MATERIAL SHOWN:
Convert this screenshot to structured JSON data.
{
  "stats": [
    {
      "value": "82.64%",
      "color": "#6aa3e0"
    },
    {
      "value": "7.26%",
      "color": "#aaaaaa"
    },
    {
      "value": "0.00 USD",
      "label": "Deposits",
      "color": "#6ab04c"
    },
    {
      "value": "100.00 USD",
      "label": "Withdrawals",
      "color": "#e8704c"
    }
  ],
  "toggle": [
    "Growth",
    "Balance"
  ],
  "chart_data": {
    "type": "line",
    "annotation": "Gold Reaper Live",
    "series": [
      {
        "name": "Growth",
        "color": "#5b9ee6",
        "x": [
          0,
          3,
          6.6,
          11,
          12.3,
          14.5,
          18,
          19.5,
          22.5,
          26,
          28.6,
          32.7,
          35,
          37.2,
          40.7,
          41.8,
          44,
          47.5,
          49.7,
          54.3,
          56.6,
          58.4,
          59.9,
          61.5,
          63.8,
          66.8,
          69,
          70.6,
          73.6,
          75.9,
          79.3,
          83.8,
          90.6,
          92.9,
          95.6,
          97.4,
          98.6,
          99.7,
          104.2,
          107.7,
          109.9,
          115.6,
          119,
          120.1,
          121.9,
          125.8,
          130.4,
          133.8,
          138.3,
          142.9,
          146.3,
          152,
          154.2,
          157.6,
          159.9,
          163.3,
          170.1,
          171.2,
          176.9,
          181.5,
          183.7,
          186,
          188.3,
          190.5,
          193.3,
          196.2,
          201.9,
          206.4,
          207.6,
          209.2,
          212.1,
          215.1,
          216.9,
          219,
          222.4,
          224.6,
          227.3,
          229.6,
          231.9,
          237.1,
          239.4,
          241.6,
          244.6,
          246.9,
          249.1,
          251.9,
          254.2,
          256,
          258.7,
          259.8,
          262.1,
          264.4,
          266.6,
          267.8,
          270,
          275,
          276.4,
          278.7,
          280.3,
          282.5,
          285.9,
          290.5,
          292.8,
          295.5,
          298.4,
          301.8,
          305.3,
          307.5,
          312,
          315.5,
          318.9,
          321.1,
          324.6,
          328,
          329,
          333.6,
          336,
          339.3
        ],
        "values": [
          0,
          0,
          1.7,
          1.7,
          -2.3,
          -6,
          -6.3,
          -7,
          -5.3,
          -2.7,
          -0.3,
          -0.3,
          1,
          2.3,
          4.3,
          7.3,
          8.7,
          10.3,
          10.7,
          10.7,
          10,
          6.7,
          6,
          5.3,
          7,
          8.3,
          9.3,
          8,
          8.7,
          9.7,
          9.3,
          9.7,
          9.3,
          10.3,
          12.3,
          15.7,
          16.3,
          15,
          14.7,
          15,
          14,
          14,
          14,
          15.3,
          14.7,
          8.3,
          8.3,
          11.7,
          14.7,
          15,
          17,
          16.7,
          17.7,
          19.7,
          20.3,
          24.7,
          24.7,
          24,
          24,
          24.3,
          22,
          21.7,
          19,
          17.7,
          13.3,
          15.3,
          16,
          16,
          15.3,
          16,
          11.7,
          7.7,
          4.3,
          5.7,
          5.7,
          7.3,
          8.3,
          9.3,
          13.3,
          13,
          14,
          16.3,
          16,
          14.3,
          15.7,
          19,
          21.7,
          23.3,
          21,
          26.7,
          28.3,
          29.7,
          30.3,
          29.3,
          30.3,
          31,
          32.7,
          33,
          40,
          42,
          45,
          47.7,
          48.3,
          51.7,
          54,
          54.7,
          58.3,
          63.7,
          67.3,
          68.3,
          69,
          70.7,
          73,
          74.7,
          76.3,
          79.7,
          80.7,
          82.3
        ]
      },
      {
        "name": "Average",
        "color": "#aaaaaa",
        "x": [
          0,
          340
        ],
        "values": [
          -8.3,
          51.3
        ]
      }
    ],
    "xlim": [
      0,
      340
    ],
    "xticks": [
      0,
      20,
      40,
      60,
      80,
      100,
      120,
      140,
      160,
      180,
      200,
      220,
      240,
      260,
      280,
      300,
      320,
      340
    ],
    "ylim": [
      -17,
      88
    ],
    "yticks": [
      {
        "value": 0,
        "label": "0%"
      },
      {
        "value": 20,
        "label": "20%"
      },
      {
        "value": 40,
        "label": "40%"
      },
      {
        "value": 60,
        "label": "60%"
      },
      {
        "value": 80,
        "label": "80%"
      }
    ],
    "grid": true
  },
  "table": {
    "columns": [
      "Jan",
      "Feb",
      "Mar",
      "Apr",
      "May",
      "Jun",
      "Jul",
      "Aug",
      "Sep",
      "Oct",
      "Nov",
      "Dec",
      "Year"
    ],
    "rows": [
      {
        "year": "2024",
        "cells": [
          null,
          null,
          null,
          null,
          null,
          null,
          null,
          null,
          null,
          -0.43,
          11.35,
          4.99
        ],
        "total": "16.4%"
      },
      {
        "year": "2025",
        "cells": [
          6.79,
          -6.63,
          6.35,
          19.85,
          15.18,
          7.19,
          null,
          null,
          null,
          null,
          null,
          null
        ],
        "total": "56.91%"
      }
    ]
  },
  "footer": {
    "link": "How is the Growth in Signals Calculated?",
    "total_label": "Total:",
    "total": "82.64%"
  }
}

REQUIRED WORK: Copy out the lines in which the string "color" appears.

SOLUTION FOR THIS PROBLEM:
      "color": "#6aa3e0"
      "color": "#aaaaaa"
      "color": "#6ab04c"
      "color": "#e8704c"
        "color": "#5b9ee6",
        "color": "#aaaaaa",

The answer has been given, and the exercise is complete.